TASK DETAILS: Filter the entries, keeping every line with the string "title".

=-=-=

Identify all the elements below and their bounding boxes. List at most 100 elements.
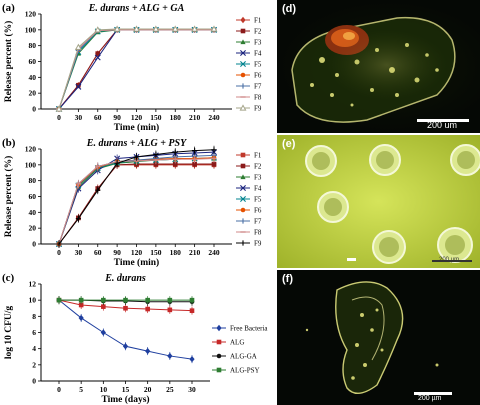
x-tick-label: 150 — [150, 248, 162, 257]
data-point — [171, 25, 179, 32]
series-line — [58, 29, 214, 110]
legend-label: F4 — [254, 185, 262, 193]
data-point — [210, 25, 218, 32]
series-F2 — [56, 160, 217, 248]
y-axis-label: Release percent (%) — [3, 21, 14, 103]
chart-panel-a: (a) E. durans + ALG + GA 0 20 40 60 80 100 120 0 3… — [2, 2, 262, 133]
data-point — [167, 352, 173, 360]
legend: F1 F2 F3 F4 F5 F6 F7 F8 F9 — [236, 152, 262, 248]
chart-panel-c: (c) E. durans 0 2 4 6 8 10 12 0 5 10 15 20 25 30 Time (d… — [2, 272, 268, 405]
data-point — [152, 25, 160, 32]
y-tick-label: 40 — [29, 208, 37, 217]
data-point — [123, 297, 128, 303]
series-line — [58, 29, 214, 110]
x-tick-label: 240 — [208, 113, 220, 122]
panel-label: (c) — [2, 272, 15, 284]
x-tick-label: 150 — [150, 113, 162, 122]
x-tick-label: 10 — [100, 385, 108, 394]
data-point — [74, 43, 82, 50]
x-tick-label: 15 — [122, 385, 130, 394]
y-tick-label: 60 — [29, 192, 37, 201]
data-point — [191, 25, 199, 32]
data-point — [145, 297, 150, 303]
data-point — [145, 306, 150, 312]
series-ALG-PSY — [56, 296, 195, 305]
chart-title: E. durans + ALG + GA — [88, 3, 185, 14]
legend-marker — [240, 152, 246, 158]
micrograph-d-image — [291, 16, 469, 123]
panel-label: (b) — [2, 137, 16, 149]
x-tick-label: 90 — [113, 248, 121, 257]
legend-label: F3 — [254, 174, 262, 182]
legend-marker — [240, 163, 246, 169]
y-tick-label: 0 — [32, 240, 36, 249]
series-line — [58, 28, 214, 110]
data-point — [133, 154, 140, 160]
legend-label: F1 — [254, 152, 262, 160]
legend-marker — [240, 50, 246, 56]
y-tick-label: 0 — [32, 105, 36, 114]
legend-label: ALG — [230, 339, 244, 347]
data-point — [211, 161, 217, 167]
legend: F1 F2 F3 F4 F5 F6 F7 F8 F9 — [236, 17, 262, 113]
legend-marker — [216, 353, 222, 359]
data-point — [133, 25, 140, 32]
y-tick-label: 4 — [32, 344, 36, 353]
legend-label: F6 — [254, 207, 262, 215]
data-point — [114, 160, 120, 166]
data-point — [172, 149, 178, 155]
micrograph-e-image — [277, 135, 480, 268]
x-tick-label: 30 — [75, 248, 83, 257]
data-point — [78, 314, 84, 322]
series-line — [58, 157, 215, 245]
x-tick-label: 120 — [131, 113, 143, 122]
data-point — [75, 83, 82, 90]
series-line — [58, 29, 214, 110]
data-point — [145, 347, 151, 355]
x-tick-label: 25 — [166, 385, 174, 394]
scale-bar — [417, 119, 469, 122]
y-tick-label: 12 — [29, 280, 37, 289]
y-tick-label: 8 — [32, 312, 36, 321]
legend-label: F7 — [254, 218, 262, 226]
series-Free Bacteria — [56, 296, 195, 364]
series-F9 — [55, 25, 218, 112]
y-axis-label: log 10 CFU/g — [4, 306, 14, 360]
y-axis-label: Release percent (%) — [3, 156, 14, 238]
y-tick-label: 120 — [25, 145, 37, 154]
legend-label: F8 — [254, 94, 262, 102]
y-tick-label: 80 — [29, 41, 37, 50]
data-point — [189, 355, 195, 363]
data-point — [172, 161, 178, 167]
scale-bar — [432, 260, 472, 262]
series-line — [58, 29, 214, 110]
x-tick-label: 210 — [189, 248, 201, 257]
legend-marker — [216, 324, 222, 332]
panel-label: (a) — [2, 2, 15, 14]
x-tick-label: 120 — [131, 248, 143, 257]
legend-label: F7 — [254, 83, 262, 91]
series-F9 — [56, 145, 217, 248]
legend-marker — [240, 16, 246, 24]
chart-title: E. durans + ALG + PSY — [86, 138, 187, 149]
panel-label-e: (e) — [282, 138, 296, 150]
data-point — [100, 329, 106, 336]
legend-label: F3 — [254, 39, 262, 47]
legend-label: F8 — [254, 229, 262, 237]
legend-label: F1 — [254, 17, 262, 25]
x-tick-label: 0 — [57, 385, 61, 394]
legend-marker — [240, 83, 246, 89]
scale-label-f: 200 µm — [418, 395, 442, 402]
x-tick-label: 210 — [189, 113, 201, 122]
series-line — [58, 157, 215, 245]
micrograph-panel-f: (f) 200 µm — [277, 270, 480, 405]
x-tick-label: 0 — [57, 113, 61, 122]
series-F5 — [56, 26, 217, 112]
x-tick-label: 180 — [170, 248, 182, 257]
data-point — [167, 307, 173, 313]
y-tick-label: 10 — [29, 296, 37, 305]
legend-label: F2 — [254, 163, 262, 171]
x-tick-label: 30 — [75, 113, 83, 122]
series-F7 — [56, 27, 217, 112]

=-=-=

SOLUTION TO THIS EXERCISE:
chart-title: E. durans + ALG + GA — [88, 3, 185, 14]
chart-title: E. durans + ALG + PSY — [86, 138, 187, 149]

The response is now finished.